— Data excerpts —
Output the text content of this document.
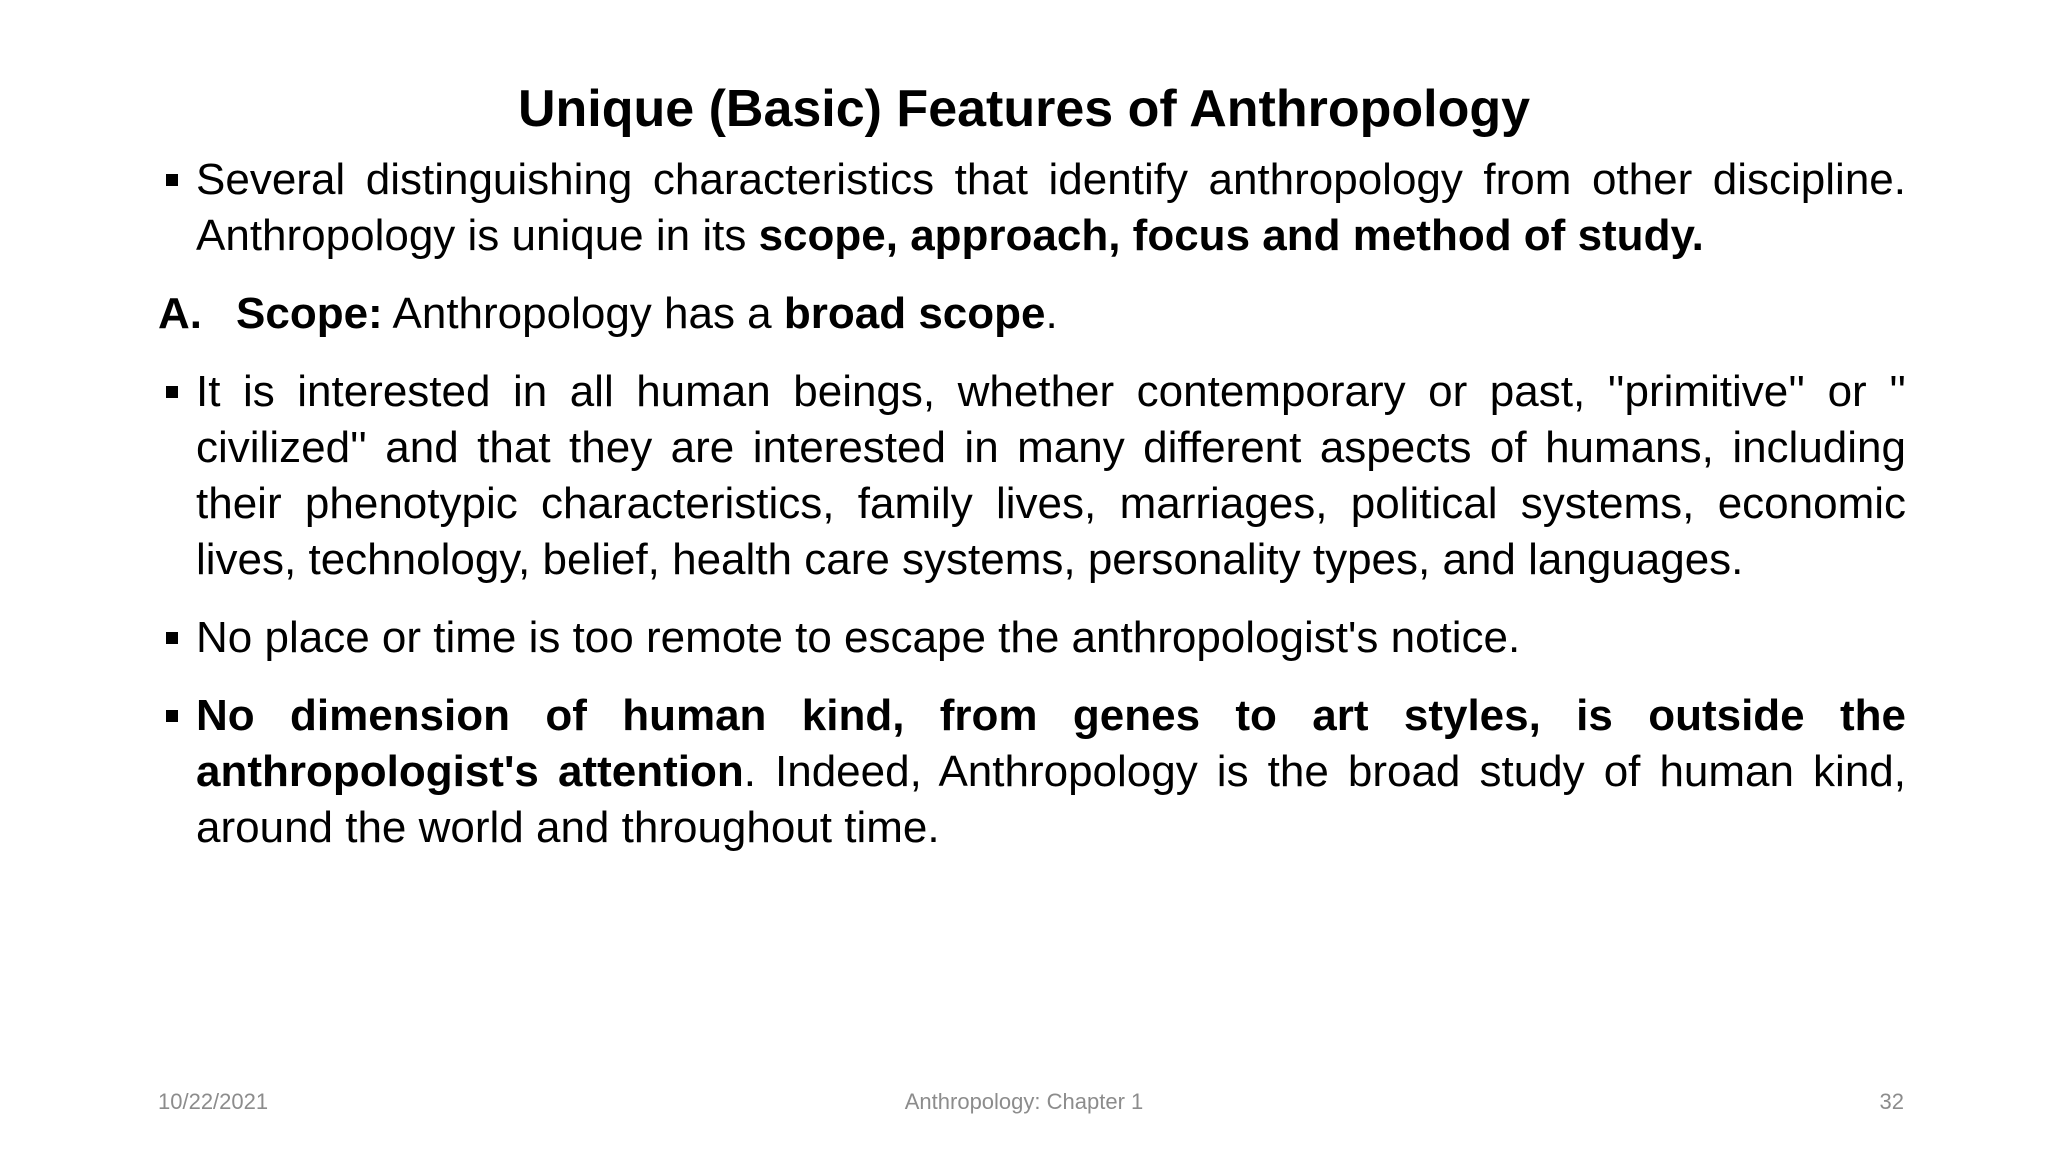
Unique (Basic) Features of Anthropology

Several distinguishing characteristics that identify anthropology from other discipline. Anthropology is unique in its scope, approach, focus and method of study.

A. Scope: Anthropology has a broad scope.

It is interested in all human beings, whether contemporary or past, ''primitive'' or '' civilized'' and that they are interested in many different aspects of humans, including their phenotypic characteristics, family lives, marriages, political systems, economic lives, technology, belief, health care systems, personality types, and languages.

No place or time is too remote to escape the anthropologist's notice.

No dimension of human kind, from genes to art styles, is outside the anthropologist's attention. Indeed, Anthropology is the broad study of human kind, around the world and throughout time.

10/22/2021	Anthropology: Chapter 1	32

— What you have to do —
Search the material for the string "from" and show every line that has it.

— Response —
Several distinguishing characteristics that identify anthropology from other discipline. Anthropology is unique in its scope, approach, focus and method of study.
No dimension of human kind, from genes to art styles, is outside the anthropologist's attention. Indeed, Anthropology is the broad study of human kind, around the world and throughout time.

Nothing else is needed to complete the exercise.